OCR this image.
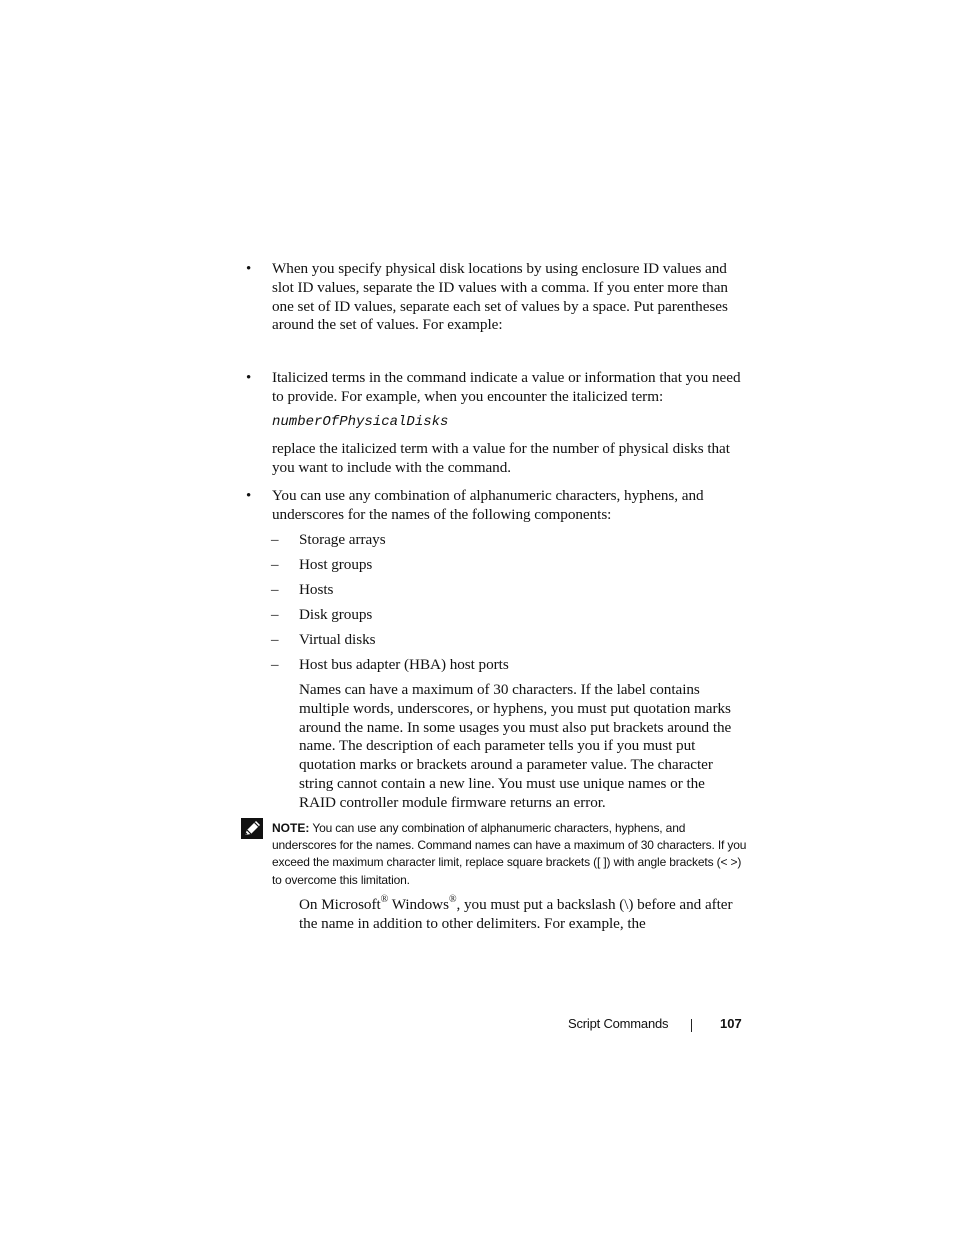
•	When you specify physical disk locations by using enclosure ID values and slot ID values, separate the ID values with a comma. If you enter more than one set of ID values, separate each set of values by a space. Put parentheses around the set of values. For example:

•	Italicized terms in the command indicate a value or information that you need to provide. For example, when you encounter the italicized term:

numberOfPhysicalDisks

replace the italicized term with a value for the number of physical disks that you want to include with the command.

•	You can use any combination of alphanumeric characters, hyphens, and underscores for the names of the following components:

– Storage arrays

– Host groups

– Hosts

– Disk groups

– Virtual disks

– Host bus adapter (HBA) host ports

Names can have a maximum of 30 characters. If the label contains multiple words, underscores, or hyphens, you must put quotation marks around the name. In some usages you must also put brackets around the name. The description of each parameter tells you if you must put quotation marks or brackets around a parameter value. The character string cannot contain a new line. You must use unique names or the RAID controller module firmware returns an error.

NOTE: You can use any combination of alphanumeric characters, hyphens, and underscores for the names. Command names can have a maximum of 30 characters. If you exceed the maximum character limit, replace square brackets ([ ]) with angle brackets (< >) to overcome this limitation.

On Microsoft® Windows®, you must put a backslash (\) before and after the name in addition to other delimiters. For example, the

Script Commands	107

- - - - - - -

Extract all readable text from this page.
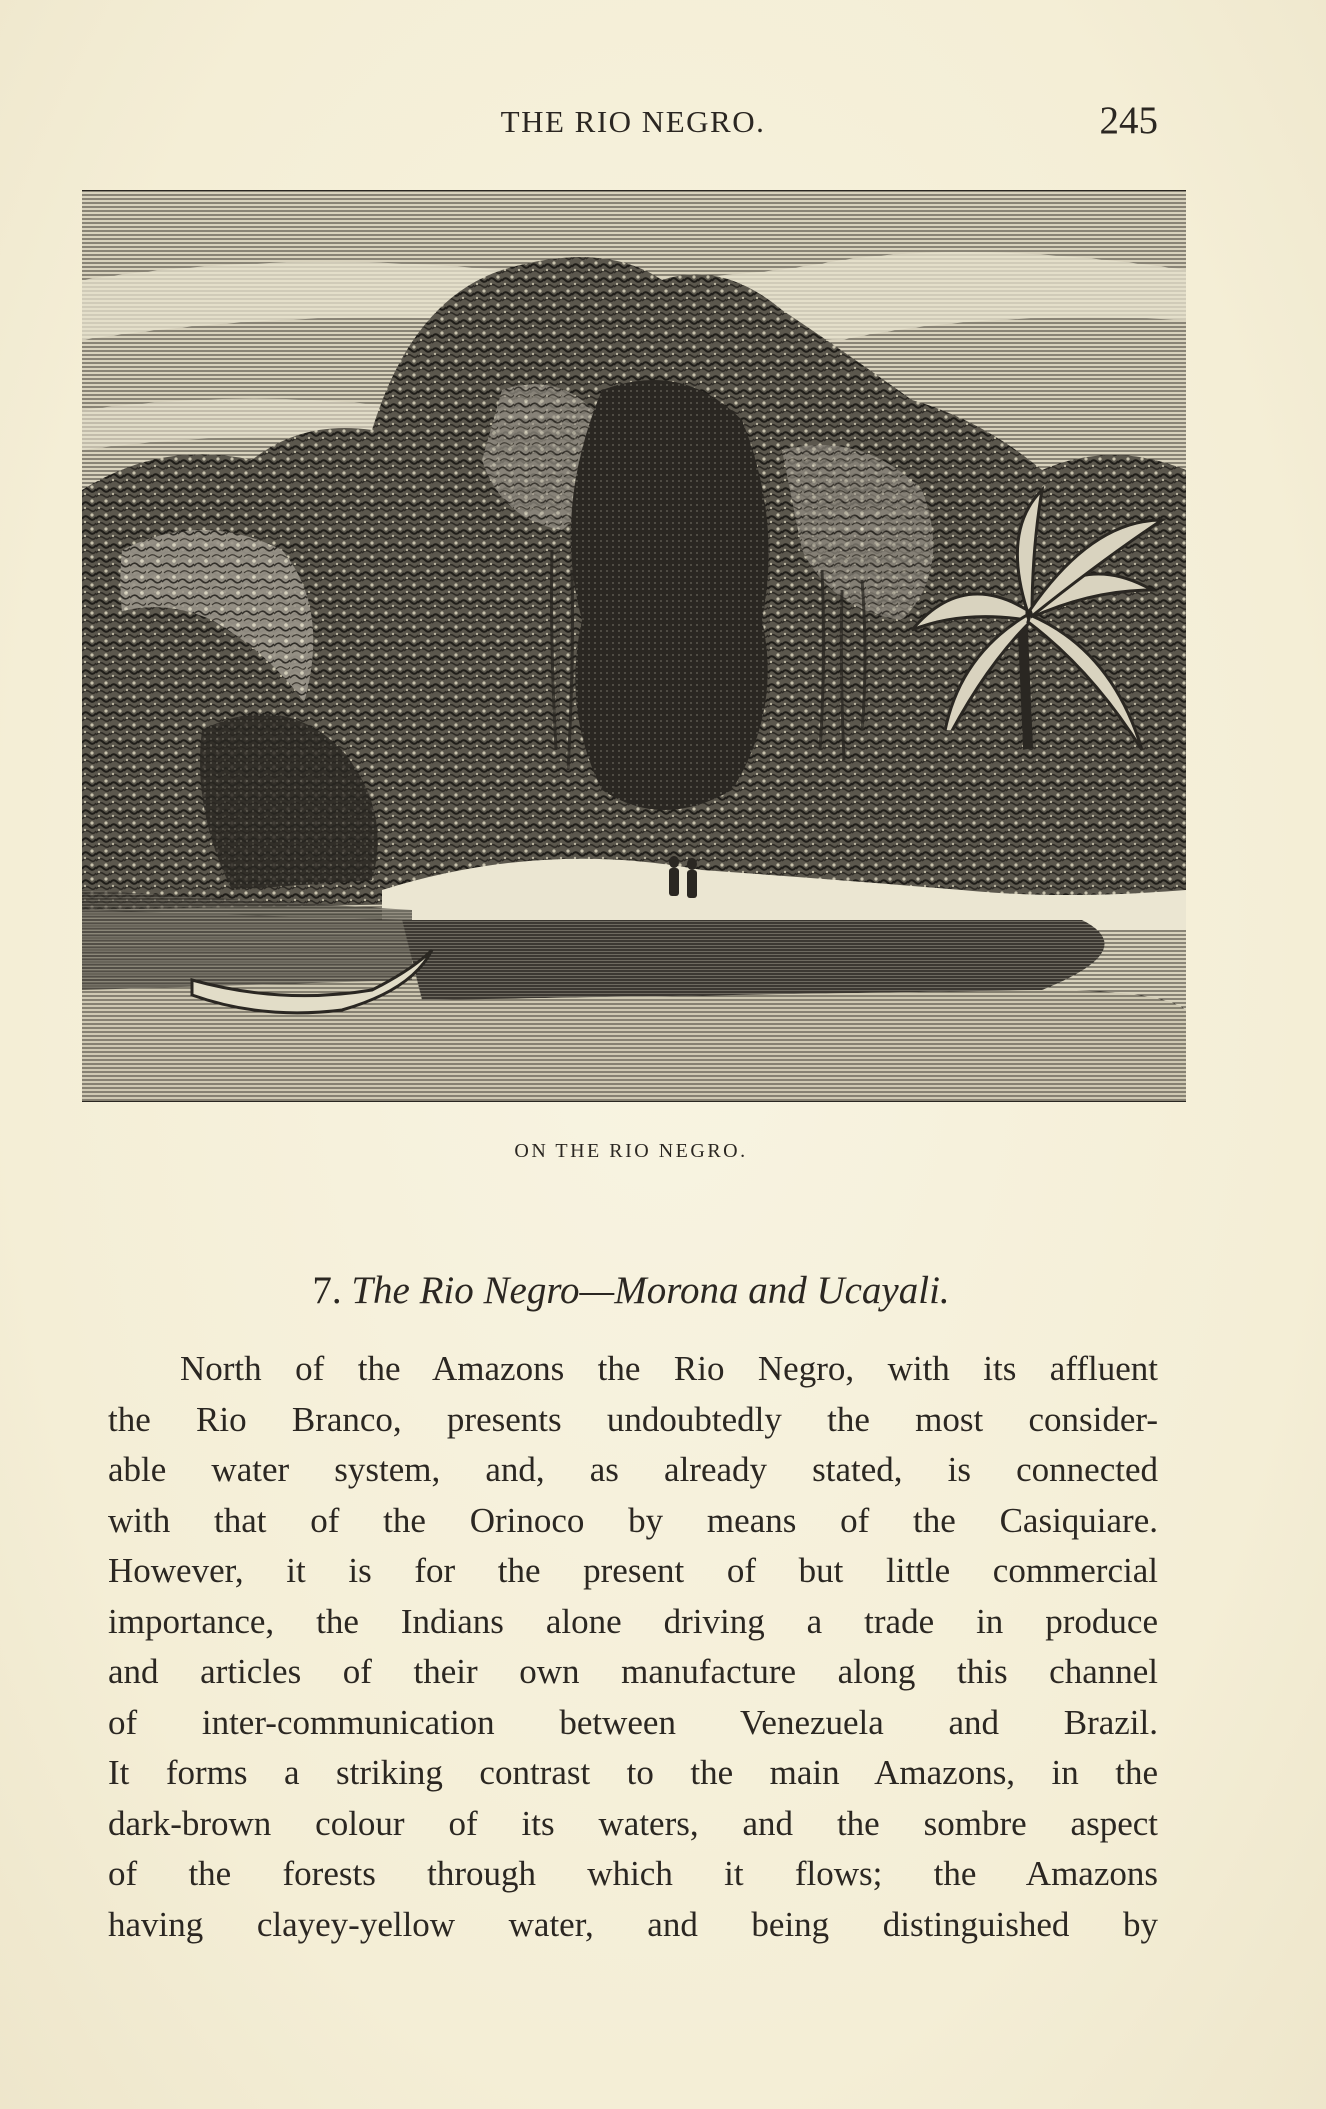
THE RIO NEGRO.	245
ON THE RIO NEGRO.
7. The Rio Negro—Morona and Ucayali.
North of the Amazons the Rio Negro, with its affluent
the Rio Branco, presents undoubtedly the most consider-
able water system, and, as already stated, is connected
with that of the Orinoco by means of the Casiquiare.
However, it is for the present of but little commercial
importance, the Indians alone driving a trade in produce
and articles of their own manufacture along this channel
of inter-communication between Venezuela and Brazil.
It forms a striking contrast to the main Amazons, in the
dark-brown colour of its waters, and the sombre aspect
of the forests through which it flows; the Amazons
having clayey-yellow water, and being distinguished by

- - - - - - -

Go through the material line by line. Show each line that contains the string "alphanumeric".

•	You can use any combination of alphanumeric characters, hyphens, and underscores for the names of the following components:
NOTE: You can use any combination of alphanumeric characters, hyphens, and underscores for the names. Command names can have a maximum of 30 characters. If you exceed the maximum character limit, replace square brackets ([ ]) with angle brackets (< >) to overcome this limitation.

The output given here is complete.